### Information provided ###

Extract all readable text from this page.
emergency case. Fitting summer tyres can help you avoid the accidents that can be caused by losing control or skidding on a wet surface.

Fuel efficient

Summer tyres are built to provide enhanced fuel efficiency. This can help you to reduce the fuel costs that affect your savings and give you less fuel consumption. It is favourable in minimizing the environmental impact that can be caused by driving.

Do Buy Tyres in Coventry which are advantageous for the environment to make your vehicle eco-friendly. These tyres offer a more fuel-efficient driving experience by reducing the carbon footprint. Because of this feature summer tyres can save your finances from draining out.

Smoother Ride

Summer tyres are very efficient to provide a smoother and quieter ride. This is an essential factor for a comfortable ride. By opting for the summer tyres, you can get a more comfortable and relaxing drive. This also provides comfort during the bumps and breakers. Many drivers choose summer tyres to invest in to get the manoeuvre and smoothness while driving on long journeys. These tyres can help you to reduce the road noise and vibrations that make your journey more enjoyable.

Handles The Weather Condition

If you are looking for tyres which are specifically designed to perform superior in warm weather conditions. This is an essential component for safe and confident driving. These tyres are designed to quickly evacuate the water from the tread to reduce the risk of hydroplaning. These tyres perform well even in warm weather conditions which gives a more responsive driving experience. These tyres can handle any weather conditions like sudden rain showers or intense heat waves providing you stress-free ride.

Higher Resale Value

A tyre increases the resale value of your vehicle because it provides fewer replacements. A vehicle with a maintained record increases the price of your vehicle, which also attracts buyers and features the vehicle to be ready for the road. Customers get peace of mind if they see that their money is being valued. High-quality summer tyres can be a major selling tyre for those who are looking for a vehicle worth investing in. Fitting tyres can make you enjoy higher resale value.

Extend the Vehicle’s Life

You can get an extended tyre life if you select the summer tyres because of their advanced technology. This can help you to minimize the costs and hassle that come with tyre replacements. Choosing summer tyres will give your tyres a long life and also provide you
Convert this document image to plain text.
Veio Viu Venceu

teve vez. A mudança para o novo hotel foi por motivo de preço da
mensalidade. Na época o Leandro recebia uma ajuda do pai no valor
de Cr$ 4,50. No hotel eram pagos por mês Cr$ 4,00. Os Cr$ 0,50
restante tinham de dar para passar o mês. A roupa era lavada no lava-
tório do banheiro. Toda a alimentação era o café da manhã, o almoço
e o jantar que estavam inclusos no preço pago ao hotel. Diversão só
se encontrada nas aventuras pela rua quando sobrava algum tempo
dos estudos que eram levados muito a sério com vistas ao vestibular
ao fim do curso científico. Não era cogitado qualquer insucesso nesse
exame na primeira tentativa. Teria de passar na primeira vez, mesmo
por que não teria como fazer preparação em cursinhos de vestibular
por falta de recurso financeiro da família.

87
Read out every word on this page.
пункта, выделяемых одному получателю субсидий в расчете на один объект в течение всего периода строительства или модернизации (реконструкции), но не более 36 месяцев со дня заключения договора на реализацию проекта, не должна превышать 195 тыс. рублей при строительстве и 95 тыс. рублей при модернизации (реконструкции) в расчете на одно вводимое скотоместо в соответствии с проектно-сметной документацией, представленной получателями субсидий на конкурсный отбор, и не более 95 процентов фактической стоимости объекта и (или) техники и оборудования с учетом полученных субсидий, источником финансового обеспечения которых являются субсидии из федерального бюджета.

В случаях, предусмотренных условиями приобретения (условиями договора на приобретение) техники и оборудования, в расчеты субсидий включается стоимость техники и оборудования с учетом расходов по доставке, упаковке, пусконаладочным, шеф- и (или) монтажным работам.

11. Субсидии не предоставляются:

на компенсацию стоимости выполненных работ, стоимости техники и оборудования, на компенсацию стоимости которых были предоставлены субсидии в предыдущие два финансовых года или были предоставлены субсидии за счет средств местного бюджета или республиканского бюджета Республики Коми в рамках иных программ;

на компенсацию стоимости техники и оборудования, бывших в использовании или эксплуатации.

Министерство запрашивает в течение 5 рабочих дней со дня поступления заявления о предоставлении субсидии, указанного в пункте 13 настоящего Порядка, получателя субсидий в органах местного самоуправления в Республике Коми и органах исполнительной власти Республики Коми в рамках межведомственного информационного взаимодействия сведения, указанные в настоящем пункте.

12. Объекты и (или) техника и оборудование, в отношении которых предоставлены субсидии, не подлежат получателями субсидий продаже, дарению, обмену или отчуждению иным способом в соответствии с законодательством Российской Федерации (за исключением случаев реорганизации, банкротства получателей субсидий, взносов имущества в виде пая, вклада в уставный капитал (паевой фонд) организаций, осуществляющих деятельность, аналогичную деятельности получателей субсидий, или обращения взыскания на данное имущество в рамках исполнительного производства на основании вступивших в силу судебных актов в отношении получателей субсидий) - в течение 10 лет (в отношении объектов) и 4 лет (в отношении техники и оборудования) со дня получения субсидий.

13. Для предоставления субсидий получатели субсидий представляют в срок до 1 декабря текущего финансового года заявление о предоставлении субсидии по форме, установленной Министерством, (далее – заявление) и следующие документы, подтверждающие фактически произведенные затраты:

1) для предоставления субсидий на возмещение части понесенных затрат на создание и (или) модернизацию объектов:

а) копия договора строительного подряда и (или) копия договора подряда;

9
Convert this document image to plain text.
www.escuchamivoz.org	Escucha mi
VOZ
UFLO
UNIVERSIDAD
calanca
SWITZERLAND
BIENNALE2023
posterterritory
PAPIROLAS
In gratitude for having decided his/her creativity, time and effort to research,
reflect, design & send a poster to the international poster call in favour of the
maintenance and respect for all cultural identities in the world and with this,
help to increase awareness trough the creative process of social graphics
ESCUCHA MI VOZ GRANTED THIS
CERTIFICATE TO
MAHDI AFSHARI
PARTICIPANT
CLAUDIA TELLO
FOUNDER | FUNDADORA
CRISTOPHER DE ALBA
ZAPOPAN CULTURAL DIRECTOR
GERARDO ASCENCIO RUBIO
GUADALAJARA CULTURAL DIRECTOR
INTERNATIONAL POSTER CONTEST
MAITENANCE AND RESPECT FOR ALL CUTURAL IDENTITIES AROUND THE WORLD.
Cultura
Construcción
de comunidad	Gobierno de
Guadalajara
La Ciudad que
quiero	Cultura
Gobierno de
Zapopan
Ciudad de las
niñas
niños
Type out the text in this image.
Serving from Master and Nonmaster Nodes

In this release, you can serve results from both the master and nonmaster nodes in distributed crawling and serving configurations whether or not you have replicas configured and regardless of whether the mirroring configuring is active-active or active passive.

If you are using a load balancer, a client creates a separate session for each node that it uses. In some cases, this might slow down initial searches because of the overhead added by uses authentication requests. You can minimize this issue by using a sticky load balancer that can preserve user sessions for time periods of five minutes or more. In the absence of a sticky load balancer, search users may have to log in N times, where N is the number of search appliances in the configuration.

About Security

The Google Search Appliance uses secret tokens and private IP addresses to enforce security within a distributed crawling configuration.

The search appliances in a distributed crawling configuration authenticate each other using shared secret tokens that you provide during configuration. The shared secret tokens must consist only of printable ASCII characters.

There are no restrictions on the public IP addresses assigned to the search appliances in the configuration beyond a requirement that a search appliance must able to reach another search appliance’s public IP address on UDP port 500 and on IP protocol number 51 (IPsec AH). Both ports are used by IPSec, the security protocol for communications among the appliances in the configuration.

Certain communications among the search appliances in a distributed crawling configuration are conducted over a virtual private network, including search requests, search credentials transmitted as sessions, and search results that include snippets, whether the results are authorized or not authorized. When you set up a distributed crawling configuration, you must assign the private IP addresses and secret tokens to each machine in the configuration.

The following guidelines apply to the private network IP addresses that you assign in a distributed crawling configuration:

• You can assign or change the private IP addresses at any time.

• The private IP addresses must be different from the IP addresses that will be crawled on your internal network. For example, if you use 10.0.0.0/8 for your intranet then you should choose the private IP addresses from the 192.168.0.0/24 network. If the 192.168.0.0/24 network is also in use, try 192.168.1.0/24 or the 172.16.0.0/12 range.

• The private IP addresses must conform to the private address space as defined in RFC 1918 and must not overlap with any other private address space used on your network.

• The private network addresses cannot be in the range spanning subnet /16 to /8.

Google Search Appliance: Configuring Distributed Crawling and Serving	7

###

Task brief: Each line with the string "text" in it needs to be found and copied.

Written answer:
Extract all readable text from this page.
Convert this document image to plain text.
Convert this document image to plain text.
Type out the text in this image.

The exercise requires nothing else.